Work to do: Copy all lines in which the word "color" can be found.

-- Start --

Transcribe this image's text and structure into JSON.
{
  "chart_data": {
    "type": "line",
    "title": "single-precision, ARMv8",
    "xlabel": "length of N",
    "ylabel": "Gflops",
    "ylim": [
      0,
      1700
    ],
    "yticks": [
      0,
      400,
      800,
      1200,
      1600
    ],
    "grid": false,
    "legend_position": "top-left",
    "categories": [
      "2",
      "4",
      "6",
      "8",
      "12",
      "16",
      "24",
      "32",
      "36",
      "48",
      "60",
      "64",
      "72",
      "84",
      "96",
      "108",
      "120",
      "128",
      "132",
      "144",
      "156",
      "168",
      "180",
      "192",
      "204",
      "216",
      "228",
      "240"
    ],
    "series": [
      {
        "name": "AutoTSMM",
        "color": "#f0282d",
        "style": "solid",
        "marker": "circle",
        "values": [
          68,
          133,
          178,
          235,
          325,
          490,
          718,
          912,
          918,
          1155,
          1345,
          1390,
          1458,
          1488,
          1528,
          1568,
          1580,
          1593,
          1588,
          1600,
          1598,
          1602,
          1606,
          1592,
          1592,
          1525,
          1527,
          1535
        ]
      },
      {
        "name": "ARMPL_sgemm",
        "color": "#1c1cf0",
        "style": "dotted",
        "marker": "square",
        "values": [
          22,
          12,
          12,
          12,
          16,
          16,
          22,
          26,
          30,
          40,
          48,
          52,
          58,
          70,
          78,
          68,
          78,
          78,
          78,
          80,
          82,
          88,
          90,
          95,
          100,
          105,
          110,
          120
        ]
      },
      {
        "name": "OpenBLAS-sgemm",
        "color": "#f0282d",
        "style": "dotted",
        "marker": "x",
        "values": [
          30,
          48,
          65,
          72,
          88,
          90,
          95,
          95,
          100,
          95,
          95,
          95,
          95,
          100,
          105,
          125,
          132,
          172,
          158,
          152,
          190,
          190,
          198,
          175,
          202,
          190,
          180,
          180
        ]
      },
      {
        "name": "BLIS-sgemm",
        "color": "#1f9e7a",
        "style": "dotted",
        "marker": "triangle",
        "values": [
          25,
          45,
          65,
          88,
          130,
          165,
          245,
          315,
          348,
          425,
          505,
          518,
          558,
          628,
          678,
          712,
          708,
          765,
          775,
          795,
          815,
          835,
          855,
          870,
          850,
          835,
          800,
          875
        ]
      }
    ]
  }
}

-- End --

Written answer:
        "color": "#f0282d",
        "color": "#1c1cf0",
        "color": "#f0282d",
        "color": "#1f9e7a",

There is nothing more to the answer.